EXERCISE PROMPT
Report only the number of lines in this material that include the string "vodorovná".

EXTRACTED ENTRIES
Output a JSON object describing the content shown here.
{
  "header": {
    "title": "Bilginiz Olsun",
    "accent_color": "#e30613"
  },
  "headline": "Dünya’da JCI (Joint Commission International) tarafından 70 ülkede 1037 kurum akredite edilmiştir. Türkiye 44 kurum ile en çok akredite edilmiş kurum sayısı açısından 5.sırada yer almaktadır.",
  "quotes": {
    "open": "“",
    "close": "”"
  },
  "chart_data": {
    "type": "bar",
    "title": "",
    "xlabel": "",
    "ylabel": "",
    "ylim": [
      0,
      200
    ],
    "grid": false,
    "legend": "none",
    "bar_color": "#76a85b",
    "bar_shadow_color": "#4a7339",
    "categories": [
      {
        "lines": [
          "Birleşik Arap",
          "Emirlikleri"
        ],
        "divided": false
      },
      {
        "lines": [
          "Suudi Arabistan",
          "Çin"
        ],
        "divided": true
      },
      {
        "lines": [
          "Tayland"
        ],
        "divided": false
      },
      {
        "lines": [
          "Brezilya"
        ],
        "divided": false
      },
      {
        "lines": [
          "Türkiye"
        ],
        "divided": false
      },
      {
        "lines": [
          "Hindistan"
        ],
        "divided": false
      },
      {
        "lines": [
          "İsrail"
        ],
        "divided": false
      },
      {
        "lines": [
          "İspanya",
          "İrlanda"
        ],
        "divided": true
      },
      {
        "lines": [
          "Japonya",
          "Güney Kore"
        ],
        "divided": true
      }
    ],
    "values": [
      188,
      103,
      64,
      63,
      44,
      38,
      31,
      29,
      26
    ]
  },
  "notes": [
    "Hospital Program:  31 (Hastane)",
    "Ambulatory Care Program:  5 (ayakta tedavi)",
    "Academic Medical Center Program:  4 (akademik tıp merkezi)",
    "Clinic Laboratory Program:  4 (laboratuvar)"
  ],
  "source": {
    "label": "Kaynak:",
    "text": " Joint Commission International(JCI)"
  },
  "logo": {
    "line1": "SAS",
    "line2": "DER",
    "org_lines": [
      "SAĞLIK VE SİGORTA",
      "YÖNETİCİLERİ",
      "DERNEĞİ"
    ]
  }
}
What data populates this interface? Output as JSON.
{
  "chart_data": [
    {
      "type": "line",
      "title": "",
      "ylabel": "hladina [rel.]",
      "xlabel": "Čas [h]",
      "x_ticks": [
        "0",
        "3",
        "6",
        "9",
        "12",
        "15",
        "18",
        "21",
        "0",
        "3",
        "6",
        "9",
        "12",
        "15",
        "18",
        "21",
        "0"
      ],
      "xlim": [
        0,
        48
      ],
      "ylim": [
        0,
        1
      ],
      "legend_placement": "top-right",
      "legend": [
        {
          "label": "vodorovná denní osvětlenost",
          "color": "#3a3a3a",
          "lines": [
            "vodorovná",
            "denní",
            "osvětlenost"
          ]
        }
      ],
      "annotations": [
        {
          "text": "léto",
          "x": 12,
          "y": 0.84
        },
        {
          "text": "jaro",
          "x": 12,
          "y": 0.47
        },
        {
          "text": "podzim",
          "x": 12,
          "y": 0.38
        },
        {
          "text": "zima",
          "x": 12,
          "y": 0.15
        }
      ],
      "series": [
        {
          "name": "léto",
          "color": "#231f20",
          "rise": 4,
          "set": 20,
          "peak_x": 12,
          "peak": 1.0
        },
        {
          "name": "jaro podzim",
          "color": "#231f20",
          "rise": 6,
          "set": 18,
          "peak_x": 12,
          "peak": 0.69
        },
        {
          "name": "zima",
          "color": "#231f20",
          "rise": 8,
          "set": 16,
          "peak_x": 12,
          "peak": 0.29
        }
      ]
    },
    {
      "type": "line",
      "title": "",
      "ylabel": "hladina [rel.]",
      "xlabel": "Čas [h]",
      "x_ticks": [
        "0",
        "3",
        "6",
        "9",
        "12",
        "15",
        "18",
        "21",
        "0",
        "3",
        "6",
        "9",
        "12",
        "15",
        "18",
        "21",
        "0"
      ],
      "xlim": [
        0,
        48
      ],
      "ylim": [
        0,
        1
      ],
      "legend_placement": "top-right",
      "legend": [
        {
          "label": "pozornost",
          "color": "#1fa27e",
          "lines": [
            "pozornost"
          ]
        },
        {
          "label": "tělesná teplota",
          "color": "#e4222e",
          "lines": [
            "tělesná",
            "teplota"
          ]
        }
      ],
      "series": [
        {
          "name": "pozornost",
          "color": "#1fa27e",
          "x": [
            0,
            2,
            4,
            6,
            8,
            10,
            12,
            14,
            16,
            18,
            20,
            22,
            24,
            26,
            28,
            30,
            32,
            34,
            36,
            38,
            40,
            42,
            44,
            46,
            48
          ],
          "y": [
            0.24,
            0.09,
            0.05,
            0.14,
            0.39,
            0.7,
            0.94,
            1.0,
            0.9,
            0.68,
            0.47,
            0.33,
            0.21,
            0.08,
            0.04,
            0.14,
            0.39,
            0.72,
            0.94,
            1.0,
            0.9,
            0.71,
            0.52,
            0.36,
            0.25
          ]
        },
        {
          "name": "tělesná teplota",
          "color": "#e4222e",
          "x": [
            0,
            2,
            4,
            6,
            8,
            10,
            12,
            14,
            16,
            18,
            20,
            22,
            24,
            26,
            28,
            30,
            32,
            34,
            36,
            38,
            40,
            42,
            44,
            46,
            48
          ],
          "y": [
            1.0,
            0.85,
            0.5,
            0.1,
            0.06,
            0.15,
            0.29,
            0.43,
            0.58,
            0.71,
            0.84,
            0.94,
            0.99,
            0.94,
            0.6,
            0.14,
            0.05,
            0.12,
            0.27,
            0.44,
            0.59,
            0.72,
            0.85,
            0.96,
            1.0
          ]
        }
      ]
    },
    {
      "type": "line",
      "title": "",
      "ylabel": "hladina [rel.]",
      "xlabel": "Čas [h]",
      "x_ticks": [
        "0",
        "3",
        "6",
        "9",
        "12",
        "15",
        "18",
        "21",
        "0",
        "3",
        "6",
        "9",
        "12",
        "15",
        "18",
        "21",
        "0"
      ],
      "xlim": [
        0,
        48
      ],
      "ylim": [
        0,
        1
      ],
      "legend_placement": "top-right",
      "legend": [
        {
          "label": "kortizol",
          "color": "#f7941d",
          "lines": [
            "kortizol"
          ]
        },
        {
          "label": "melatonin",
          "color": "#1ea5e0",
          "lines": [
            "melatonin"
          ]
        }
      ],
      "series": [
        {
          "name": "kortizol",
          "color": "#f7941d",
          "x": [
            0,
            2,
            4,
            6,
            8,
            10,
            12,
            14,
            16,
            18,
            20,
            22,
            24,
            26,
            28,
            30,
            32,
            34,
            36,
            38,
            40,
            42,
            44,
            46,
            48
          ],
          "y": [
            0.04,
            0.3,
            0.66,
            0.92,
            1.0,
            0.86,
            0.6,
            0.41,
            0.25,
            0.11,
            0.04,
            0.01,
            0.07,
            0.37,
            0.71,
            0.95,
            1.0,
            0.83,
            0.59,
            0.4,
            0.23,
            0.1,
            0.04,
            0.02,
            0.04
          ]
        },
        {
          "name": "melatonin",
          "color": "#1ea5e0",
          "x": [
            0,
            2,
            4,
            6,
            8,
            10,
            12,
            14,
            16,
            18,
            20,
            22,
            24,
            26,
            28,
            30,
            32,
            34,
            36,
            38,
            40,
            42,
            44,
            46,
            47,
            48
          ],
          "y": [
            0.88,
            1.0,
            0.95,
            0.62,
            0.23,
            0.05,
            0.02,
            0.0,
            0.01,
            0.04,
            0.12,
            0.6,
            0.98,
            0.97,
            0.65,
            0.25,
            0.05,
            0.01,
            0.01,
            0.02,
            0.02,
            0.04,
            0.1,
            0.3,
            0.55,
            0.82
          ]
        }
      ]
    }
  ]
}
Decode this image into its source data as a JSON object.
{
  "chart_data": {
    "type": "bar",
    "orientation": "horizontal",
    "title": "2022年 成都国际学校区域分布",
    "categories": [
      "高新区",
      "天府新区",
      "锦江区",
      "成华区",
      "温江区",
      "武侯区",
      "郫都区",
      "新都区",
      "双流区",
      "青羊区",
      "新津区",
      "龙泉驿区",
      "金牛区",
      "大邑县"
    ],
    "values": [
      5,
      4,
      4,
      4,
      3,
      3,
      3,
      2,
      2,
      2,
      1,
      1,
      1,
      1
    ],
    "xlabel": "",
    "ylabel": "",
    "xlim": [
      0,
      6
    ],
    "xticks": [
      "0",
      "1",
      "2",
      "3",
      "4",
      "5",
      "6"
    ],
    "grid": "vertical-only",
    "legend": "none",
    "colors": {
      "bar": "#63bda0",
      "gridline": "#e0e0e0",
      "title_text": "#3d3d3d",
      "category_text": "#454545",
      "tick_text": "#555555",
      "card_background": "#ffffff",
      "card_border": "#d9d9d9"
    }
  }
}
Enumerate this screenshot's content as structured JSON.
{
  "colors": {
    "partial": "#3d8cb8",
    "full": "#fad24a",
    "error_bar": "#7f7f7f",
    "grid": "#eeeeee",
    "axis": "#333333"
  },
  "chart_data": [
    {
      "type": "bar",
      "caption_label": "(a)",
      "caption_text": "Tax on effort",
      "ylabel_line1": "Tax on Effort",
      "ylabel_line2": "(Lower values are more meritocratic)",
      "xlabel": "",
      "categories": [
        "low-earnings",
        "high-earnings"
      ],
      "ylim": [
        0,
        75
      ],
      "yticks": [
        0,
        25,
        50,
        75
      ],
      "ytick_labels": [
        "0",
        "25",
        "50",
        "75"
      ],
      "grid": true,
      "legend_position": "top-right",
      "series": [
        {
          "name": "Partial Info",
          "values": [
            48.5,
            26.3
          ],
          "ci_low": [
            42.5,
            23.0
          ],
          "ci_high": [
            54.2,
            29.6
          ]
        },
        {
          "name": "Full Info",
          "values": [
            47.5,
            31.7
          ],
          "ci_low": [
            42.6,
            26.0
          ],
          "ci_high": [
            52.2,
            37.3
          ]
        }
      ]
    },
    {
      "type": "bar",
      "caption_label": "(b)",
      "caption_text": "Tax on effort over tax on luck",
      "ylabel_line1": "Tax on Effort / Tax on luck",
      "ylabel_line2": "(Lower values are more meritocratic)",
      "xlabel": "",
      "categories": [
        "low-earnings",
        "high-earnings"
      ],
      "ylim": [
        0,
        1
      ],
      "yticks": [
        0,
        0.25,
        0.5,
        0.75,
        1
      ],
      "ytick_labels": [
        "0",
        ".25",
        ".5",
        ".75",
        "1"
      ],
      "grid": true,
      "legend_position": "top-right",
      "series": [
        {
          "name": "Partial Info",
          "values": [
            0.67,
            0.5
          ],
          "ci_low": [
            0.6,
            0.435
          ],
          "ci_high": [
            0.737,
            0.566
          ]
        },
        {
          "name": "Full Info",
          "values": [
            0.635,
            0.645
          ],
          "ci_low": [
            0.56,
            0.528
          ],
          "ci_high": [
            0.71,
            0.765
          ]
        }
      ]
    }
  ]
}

FULL SOLUTION
2